_DATA FOR THE TASK_:

○ ○ ○ ○ ○

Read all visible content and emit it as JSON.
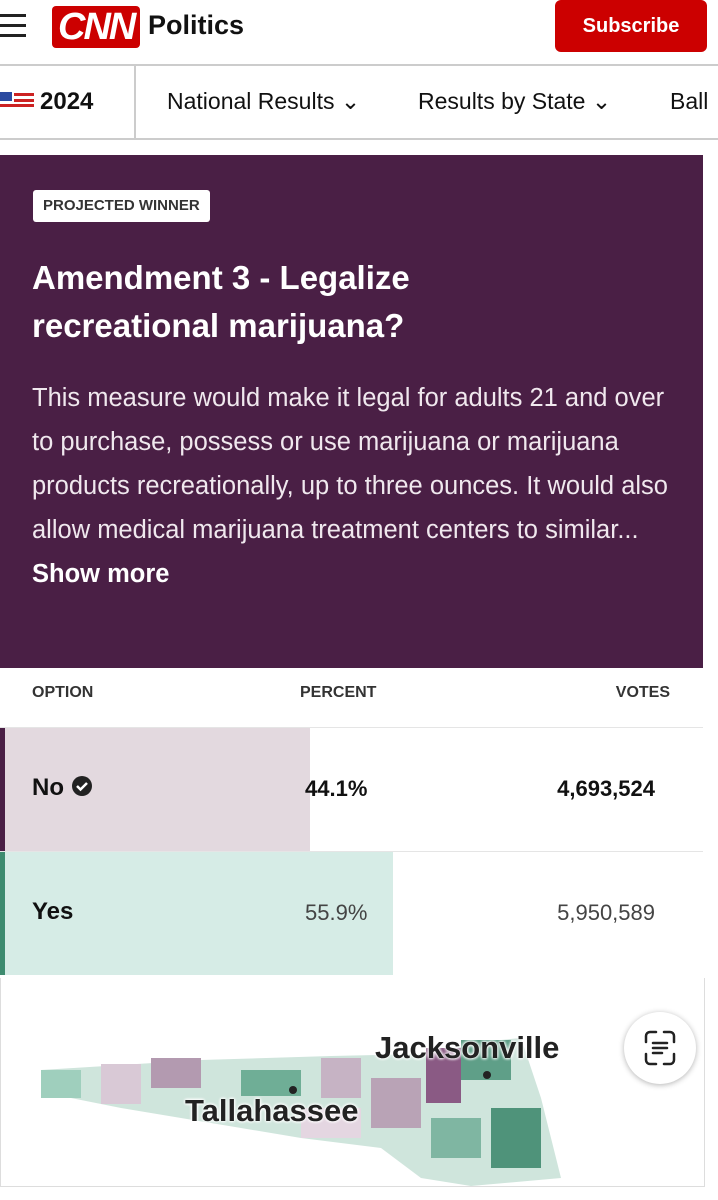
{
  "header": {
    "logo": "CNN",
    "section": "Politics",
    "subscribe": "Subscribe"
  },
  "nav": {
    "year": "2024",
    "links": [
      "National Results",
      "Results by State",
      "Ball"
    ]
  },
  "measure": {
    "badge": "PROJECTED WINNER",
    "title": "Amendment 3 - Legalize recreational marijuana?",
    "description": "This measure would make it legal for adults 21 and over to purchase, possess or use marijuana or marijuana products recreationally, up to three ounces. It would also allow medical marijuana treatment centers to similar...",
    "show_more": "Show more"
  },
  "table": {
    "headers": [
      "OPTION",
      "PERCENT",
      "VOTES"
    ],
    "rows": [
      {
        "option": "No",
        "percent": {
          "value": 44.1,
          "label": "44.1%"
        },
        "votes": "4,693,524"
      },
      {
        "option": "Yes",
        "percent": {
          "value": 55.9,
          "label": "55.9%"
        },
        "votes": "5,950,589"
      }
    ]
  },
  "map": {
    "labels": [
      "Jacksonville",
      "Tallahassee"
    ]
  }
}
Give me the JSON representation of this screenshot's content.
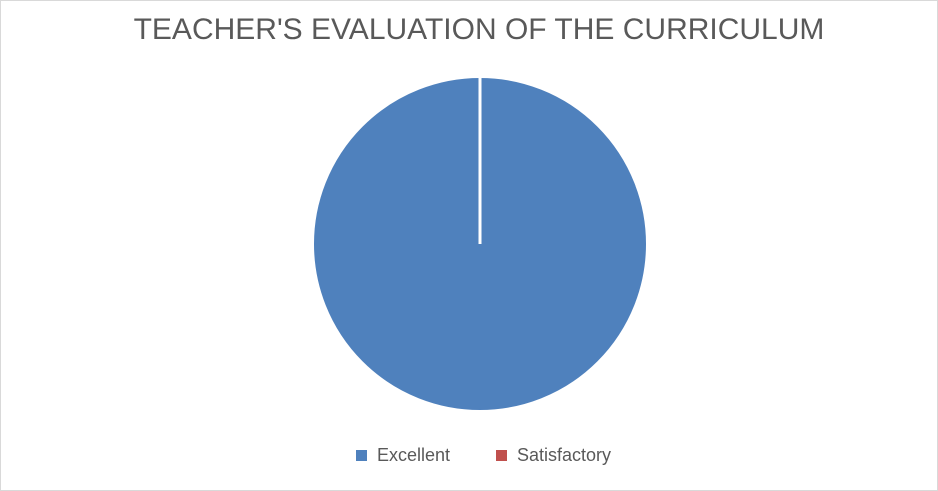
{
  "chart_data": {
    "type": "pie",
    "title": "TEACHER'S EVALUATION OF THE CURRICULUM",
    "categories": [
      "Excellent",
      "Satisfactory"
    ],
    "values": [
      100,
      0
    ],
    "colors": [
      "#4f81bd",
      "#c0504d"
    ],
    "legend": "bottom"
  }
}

○ ○ ○ ○ ○

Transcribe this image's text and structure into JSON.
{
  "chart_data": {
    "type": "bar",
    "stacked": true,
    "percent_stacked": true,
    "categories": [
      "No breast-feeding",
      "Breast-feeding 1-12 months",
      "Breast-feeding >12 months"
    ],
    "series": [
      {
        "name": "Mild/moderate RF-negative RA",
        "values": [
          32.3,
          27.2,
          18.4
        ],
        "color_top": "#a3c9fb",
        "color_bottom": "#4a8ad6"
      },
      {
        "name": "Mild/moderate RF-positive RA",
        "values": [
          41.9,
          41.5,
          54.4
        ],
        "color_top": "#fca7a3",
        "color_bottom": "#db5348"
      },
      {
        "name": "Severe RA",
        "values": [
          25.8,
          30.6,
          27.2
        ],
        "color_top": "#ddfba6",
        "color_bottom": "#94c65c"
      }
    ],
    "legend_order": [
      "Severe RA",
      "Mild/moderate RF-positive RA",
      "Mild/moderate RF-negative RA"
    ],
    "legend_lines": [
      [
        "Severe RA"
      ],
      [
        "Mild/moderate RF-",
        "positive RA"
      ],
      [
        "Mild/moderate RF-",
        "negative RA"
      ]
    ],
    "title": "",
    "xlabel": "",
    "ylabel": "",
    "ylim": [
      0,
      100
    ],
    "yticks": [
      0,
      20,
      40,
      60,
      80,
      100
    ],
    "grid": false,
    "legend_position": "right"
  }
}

○ ○ ○ ○ ○

_REQUIREMENT_: In the entries above, locate every line with the word "title" and copy it.

_WORKED ANSWER_:
    "title": "Amendment 3 - Legalize recreational marijuana?",
    "title": "TEACHER'S EVALUATION OF THE CURRICULUM",
    "title": "",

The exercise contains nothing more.